AIM: Rewrite the lines below with "sealing pad" changed to "sealing disc" and everything else left as it is. Leave the pictures out of your answer.

RECORDS PROVIDED:

........

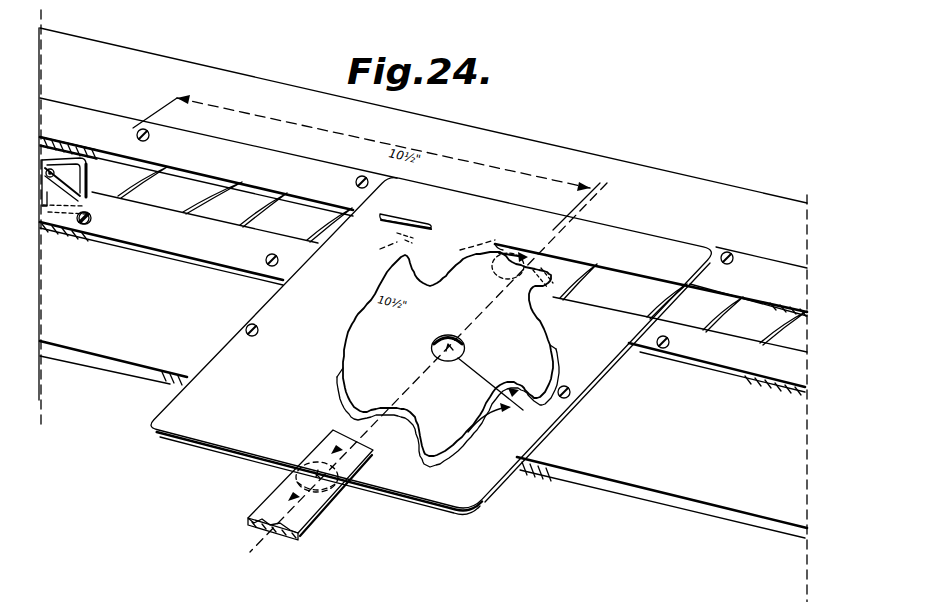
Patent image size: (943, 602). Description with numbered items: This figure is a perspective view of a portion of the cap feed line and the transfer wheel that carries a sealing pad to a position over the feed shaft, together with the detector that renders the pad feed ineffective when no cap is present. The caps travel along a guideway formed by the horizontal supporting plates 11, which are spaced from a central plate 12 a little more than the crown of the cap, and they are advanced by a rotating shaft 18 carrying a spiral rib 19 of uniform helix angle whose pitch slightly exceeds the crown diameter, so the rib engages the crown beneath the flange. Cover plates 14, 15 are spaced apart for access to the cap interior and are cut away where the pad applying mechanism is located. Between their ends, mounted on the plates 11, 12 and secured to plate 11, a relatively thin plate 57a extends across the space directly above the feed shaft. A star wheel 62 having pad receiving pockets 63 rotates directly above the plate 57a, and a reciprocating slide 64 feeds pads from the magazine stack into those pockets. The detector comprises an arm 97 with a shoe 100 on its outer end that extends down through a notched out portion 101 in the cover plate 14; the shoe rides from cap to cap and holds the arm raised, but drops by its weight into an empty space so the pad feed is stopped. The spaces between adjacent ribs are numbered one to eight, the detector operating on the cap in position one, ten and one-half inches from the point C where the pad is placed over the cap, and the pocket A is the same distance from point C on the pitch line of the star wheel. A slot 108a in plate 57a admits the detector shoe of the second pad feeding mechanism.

The central plate 12 is at (263, 97).
The horizontal supporting plates 11 is at (127, 352).
The cover plate 14 is at (231, 257).
The cover plate 15 is at (315, 198).
The rotating shaft 18 is at (246, 202).
The spiral rib 19 is at (213, 188).
The shoe 100 is at (68, 157).
The notched out portion 101 is at (90, 200).
The arm 97 is at (50, 207).
The relatively thin plate 57a is at (431, 346).
The slot 108a is at (433, 223).
The star wheel 62 is at (531, 328).
The pad receiving pockets 63 is at (410, 433).
The reciprocating slide 64 is at (284, 531).
The point C is at (524, 249).
The pocket A is at (495, 395).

........

RESPONSE TO THE TASK:
Patent image size: (943, 602). Description with numbered items: This figure is a perspective view of a portion of the cap feed line and the transfer wheel that carries a sealing disc to a position over the feed shaft, together with the detector that renders the pad feed ineffective when no cap is present. The caps travel along a guideway formed by the horizontal supporting plates 11, which are spaced from a central plate 12 a little more than the crown of the cap, and they are advanced by a rotating shaft 18 carrying a spiral rib 19 of uniform helix angle whose pitch slightly exceeds the crown diameter, so the rib engages the crown beneath the flange. Cover plates 14, 15 are spaced apart for access to the cap interior and are cut away where the pad applying mechanism is located. Between their ends, mounted on the plates 11, 12 and secured to plate 11, a relatively thin plate 57a extends across the space directly above the feed shaft. A star wheel 62 having pad receiving pockets 63 rotates directly above the plate 57a, and a reciprocating slide 64 feeds pads from the magazine stack into those pockets. The detector comprises an arm 97 with a shoe 100 on its outer end that extends down through a notched out portion 101 in the cover plate 14; the shoe rides from cap to cap and holds the arm raised, but drops by its weight into an empty space so the pad feed is stopped. The spaces between adjacent ribs are numbered one to eight, the detector operating on the cap in position one, ten and one-half inches from the point C where the pad is placed over the cap, and the pocket A is the same distance from point C on the pitch line of the star wheel. A slot 108a in plate 57a admits the detector shoe of the second pad feeding mechanism.

The central plate 12 is at (263, 97).
The horizontal supporting plates 11 is at (127, 352).
The cover plate 14 is at (231, 257).
The cover plate 15 is at (315, 198).
The rotating shaft 18 is at (246, 202).
The spiral rib 19 is at (213, 188).
The shoe 100 is at (68, 157).
The notched out portion 101 is at (90, 200).
The arm 97 is at (50, 207).
The relatively thin plate 57a is at (431, 346).
The slot 108a is at (433, 223).
The star wheel 62 is at (531, 328).
The pad receiving pockets 63 is at (410, 433).
The reciprocating slide 64 is at (284, 531).
The point C is at (524, 249).
The pocket A is at (495, 395).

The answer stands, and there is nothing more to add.